WHAT YOU WILL DO → Every line of the records below should be restated exactly.

------ DATA LISTING ------

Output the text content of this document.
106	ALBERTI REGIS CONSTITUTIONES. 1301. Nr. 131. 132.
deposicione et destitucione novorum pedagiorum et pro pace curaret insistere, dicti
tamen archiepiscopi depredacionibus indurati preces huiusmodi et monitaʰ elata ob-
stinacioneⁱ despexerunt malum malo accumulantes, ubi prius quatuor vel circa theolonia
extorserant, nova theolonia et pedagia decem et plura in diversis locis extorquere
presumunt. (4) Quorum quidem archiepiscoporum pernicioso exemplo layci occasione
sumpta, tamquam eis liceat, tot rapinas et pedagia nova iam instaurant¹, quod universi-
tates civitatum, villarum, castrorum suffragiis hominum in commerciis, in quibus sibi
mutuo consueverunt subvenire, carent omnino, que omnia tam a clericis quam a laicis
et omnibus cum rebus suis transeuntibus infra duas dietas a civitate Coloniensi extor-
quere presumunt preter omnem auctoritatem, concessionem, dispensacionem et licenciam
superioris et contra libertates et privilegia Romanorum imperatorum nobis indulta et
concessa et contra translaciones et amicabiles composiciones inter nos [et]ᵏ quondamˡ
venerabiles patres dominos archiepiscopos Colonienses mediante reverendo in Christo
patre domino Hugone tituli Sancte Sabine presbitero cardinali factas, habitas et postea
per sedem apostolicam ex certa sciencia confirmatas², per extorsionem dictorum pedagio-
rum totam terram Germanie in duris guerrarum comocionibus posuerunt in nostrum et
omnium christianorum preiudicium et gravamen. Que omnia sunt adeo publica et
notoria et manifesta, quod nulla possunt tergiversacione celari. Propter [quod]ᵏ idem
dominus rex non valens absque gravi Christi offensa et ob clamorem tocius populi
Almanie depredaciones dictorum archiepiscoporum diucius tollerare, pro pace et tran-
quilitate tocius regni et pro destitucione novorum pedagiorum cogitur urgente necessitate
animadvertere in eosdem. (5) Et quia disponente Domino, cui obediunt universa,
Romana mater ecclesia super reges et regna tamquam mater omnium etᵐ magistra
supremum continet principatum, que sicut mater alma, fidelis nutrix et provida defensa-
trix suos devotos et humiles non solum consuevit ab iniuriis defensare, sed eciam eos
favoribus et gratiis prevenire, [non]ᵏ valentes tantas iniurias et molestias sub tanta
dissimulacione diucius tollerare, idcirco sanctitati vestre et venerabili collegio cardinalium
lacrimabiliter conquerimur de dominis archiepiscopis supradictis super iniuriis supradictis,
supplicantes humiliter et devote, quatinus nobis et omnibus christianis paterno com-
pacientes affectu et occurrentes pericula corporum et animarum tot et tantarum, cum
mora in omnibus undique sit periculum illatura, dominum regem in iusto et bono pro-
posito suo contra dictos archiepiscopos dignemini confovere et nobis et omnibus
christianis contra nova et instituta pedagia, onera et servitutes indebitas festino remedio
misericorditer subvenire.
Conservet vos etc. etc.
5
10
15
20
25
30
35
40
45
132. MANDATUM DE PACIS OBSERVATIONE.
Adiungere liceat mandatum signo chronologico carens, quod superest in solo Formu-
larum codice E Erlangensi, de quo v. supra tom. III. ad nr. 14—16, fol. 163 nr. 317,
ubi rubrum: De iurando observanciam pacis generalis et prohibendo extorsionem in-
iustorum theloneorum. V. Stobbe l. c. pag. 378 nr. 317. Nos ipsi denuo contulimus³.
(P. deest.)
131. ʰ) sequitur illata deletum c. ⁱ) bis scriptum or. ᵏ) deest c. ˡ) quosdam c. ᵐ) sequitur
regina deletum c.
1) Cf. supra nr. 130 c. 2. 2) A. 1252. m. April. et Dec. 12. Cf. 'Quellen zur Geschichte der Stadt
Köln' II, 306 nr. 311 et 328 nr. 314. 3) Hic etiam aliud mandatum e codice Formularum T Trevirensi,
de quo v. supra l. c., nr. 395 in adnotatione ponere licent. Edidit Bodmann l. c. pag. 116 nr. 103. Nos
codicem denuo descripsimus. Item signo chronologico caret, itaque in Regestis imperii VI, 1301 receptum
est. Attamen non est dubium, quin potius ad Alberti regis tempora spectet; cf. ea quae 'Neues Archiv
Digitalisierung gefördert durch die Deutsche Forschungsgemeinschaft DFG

------

EXERCISE ANSWER →
Output the text content of this document.
106	ALBERTI REGIS CONSTITUTIONES. 1301. Nr. 131. 132.
deposicione et destitucione novorum pedagiorum et pro pace curaret insistere, dicti
tamen archiepiscopi depredacionibus indurati preces huiusmodi et monitaʰ elata ob-
stinacioneⁱ despexerunt malum malo accumulantes, ubi prius quatuor vel circa theolonia
extorserant, nova theolonia et pedagia decem et plura in diversis locis extorquere
presumunt. (4) Quorum quidem archiepiscoporum pernicioso exemplo layci occasione
sumpta, tamquam eis liceat, tot rapinas et pedagia nova iam instaurant¹, quod universi-
tates civitatum, villarum, castrorum suffragiis hominum in commerciis, in quibus sibi
mutuo consueverunt subvenire, carent omnino, que omnia tam a clericis quam a laicis
et omnibus cum rebus suis transeuntibus infra duas dietas a civitate Coloniensi extor-
quere presumunt preter omnem auctoritatem, concessionem, dispensacionem et licenciam
superioris et contra libertates et privilegia Romanorum imperatorum nobis indulta et
concessa et contra translaciones et amicabiles composiciones inter nos [et]ᵏ quondamˡ
venerabiles patres dominos archiepiscopos Colonienses mediante reverendo in Christo
patre domino Hugone tituli Sancte Sabine presbitero cardinali factas, habitas et postea
per sedem apostolicam ex certa sciencia confirmatas², per extorsionem dictorum pedagio-
rum totam terram Germanie in duris guerrarum comocionibus posuerunt in nostrum et
omnium christianorum preiudicium et gravamen. Que omnia sunt adeo publica et
notoria et manifesta, quod nulla possunt tergiversacione celari. Propter [quod]ᵏ idem
dominus rex non valens absque gravi Christi offensa et ob clamorem tocius populi
Almanie depredaciones dictorum archiepiscoporum diucius tollerare, pro pace et tran-
quilitate tocius regni et pro destitucione novorum pedagiorum cogitur urgente necessitate
animadvertere in eosdem. (5) Et quia disponente Domino, cui obediunt universa,
Romana mater ecclesia super reges et regna tamquam mater omnium etᵐ magistra
supremum continet principatum, que sicut mater alma, fidelis nutrix et provida defensa-
trix suos devotos et humiles non solum consuevit ab iniuriis defensare, sed eciam eos
favoribus et gratiis prevenire, [non]ᵏ valentes tantas iniurias et molestias sub tanta
dissimulacione diucius tollerare, idcirco sanctitati vestre et venerabili collegio cardinalium
lacrimabiliter conquerimur de dominis archiepiscopis supradictis super iniuriis supradictis,
supplicantes humiliter et devote, quatinus nobis et omnibus christianis paterno com-
pacientes affectu et occurrentes pericula corporum et animarum tot et tantarum, cum
mora in omnibus undique sit periculum illatura, dominum regem in iusto et bono pro-
posito suo contra dictos archiepiscopos dignemini confovere et nobis et omnibus
christianis contra nova et instituta pedagia, onera et servitutes indebitas festino remedio
misericorditer subvenire.
Conservet vos etc. etc.
5
10
15
20
25
30
35
40
45
132. MANDATUM DE PACIS OBSERVATIONE.
Adiungere liceat mandatum signo chronologico carens, quod superest in solo Formu-
larum codice E Erlangensi, de quo v. supra tom. III. ad nr. 14—16, fol. 163 nr. 317,
ubi rubrum: De iurando observanciam pacis generalis et prohibendo extorsionem in-
iustorum theloneorum. V. Stobbe l. c. pag. 378 nr. 317. Nos ipsi denuo contulimus³.
(P. deest.)
131. ʰ) sequitur illata deletum c. ⁱ) bis scriptum or. ᵏ) deest c. ˡ) quosdam c. ᵐ) sequitur
regina deletum c.
1) Cf. supra nr. 130 c. 2. 2) A. 1252. m. April. et Dec. 12. Cf. 'Quellen zur Geschichte der Stadt
Köln' II, 306 nr. 311 et 328 nr. 314. 3) Hic etiam aliud mandatum e codice Formularum T Trevirensi,
de quo v. supra l. c., nr. 395 in adnotatione ponere licent. Edidit Bodmann l. c. pag. 116 nr. 103. Nos
codicem denuo descripsimus. Item signo chronologico caret, itaque in Regestis imperii VI, 1301 receptum
est. Attamen non est dubium, quin potius ad Alberti regis tempora spectet; cf. ea quae 'Neues Archiv
Digitalisierung gefördert durch die Deutsche Forschungsgemeinschaft DFG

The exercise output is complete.